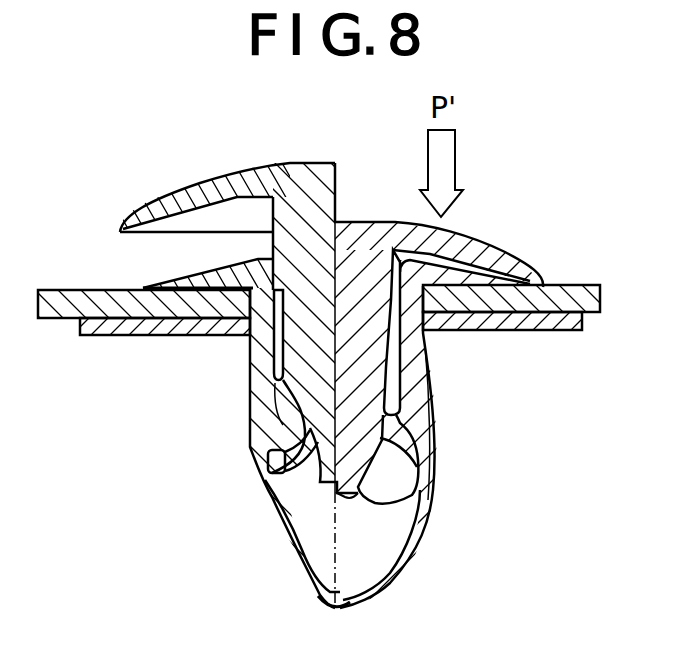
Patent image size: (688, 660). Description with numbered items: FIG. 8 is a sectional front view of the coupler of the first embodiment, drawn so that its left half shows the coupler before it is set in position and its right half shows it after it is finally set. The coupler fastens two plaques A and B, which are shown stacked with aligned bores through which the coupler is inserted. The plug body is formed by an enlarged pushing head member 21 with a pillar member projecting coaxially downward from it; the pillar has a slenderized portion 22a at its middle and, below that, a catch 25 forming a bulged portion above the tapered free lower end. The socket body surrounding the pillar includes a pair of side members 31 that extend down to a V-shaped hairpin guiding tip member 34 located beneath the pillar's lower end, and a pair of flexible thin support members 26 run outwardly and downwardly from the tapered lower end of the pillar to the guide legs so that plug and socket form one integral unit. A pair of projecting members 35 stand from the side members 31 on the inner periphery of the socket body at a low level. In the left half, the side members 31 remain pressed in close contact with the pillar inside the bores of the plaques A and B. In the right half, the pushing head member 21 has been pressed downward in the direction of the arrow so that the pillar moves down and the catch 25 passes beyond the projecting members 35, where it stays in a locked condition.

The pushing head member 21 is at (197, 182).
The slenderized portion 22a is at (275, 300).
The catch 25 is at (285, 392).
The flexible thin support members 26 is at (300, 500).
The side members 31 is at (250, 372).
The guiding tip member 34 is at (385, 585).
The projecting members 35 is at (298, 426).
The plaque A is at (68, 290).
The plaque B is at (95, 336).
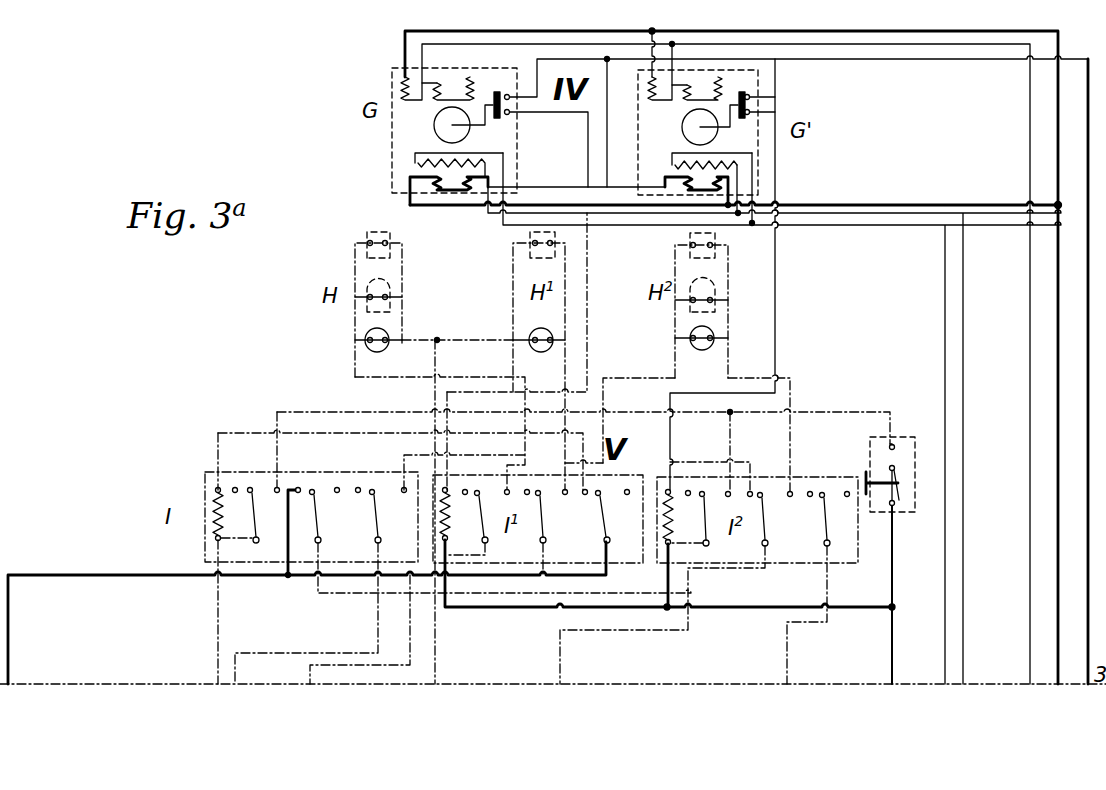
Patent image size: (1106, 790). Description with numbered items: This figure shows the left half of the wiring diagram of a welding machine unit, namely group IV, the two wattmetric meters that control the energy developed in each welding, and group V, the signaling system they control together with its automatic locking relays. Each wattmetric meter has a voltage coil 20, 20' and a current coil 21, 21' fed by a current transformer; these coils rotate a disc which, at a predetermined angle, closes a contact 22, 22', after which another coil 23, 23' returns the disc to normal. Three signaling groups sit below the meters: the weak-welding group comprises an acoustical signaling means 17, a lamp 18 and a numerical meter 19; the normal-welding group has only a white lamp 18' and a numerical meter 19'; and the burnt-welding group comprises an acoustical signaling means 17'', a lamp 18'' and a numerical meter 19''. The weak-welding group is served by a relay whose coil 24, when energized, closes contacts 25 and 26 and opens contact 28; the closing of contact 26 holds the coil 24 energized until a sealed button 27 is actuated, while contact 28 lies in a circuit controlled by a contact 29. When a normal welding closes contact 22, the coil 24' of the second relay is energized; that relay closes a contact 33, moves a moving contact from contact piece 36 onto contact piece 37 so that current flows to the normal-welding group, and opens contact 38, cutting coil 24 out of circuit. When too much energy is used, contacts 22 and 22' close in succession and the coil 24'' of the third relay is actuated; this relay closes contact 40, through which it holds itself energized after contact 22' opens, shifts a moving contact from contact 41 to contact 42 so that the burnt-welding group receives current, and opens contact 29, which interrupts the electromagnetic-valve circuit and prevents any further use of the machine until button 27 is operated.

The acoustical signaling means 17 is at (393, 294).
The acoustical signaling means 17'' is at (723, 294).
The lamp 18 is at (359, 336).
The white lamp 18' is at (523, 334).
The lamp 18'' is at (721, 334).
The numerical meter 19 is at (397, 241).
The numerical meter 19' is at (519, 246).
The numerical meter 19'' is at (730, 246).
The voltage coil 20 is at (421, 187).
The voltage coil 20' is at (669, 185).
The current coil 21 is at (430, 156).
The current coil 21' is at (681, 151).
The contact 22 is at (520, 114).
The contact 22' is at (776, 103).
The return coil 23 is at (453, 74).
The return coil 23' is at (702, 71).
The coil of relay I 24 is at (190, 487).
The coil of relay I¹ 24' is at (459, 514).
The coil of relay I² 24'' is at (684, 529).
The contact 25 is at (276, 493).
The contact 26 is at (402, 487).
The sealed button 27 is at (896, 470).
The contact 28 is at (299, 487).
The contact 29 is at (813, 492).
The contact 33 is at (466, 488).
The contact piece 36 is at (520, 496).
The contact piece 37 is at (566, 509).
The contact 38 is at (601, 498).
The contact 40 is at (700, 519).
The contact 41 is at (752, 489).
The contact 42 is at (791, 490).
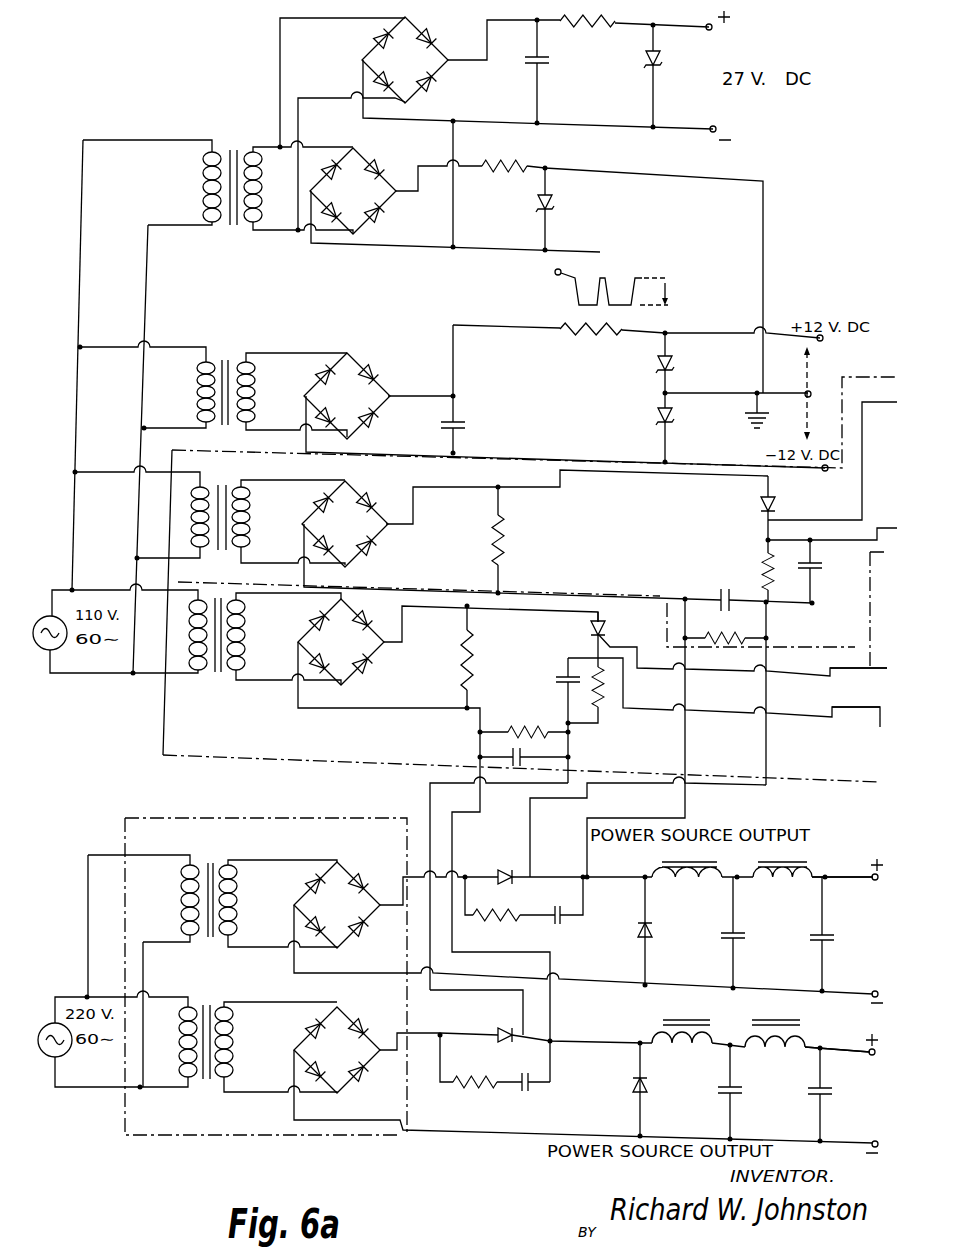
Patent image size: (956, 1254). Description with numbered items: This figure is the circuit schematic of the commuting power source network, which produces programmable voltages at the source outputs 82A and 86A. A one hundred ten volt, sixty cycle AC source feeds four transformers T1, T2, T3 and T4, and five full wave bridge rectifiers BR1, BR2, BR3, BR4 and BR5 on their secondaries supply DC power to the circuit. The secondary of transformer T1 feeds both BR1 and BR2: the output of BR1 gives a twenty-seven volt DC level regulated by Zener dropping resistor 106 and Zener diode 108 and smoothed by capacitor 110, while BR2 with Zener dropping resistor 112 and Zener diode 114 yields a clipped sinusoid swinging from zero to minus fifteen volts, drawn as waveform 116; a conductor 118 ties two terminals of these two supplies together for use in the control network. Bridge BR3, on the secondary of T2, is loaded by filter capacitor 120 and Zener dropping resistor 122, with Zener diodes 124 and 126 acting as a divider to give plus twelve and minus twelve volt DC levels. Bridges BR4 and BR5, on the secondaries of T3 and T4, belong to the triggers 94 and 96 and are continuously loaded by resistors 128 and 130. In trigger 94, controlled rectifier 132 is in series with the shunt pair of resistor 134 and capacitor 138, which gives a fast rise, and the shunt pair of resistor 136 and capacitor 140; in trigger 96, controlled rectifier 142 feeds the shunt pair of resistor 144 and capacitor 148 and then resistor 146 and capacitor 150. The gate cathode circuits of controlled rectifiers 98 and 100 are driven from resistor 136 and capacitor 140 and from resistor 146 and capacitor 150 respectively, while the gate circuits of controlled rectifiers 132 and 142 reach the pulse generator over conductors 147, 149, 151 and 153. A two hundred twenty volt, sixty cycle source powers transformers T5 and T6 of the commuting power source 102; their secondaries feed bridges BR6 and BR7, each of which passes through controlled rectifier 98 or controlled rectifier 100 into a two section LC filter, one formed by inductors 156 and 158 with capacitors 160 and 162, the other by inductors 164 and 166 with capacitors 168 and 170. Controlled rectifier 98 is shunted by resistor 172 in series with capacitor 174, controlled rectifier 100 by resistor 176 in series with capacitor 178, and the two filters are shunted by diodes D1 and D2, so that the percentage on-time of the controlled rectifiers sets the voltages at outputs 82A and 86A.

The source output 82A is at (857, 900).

◆ **WHAT IS NEEDED**: Copy the lines of the records verbatim, from the line containing "Patent image size: (1106, 790)." through the line containing "The lamp 18'' is at (721, 334).", both included.

◆ **COMPLETED EXERCISE**:
Patent image size: (1106, 790). Description with numbered items: This figure shows the left half of the wiring diagram of a welding machine unit, namely group IV, the two wattmetric meters that control the energy developed in each welding, and group V, the signaling system they control together with its automatic locking relays. Each wattmetric meter has a voltage coil 20, 20' and a current coil 21, 21' fed by a current transformer; these coils rotate a disc which, at a predetermined angle, closes a contact 22, 22', after which another coil 23, 23' returns the disc to normal. Three signaling groups sit below the meters: the weak-welding group comprises an acoustical signaling means 17, a lamp 18 and a numerical meter 19; the normal-welding group has only a white lamp 18' and a numerical meter 19'; and the burnt-welding group comprises an acoustical signaling means 17'', a lamp 18'' and a numerical meter 19''. The weak-welding group is served by a relay whose coil 24, when energized, closes contacts 25 and 26 and opens contact 28; the closing of contact 26 holds the coil 24 energized until a sealed button 27 is actuated, while contact 28 lies in a circuit controlled by a contact 29. When a normal welding closes contact 22, the coil 24' of the second relay is energized; that relay closes a contact 33, moves a moving contact from contact piece 36 onto contact piece 37 so that current flows to the normal-welding group, and opens contact 38, cutting coil 24 out of circuit. When too much energy is used, contacts 22 and 22' close in succession and the coil 24'' of the third relay is actuated; this relay closes contact 40, through which it holds itself energized after contact 22' opens, shifts a moving contact from contact 41 to contact 42 so that the burnt-welding group receives current, and opens contact 29, which interrupts the electromagnetic-valve circuit and prevents any further use of the machine until button 27 is operated.

The acoustical signaling means 17 is at (393, 294).
The acoustical signaling means 17'' is at (723, 294).
The lamp 18 is at (359, 336).
The white lamp 18' is at (523, 334).
The lamp 18'' is at (721, 334).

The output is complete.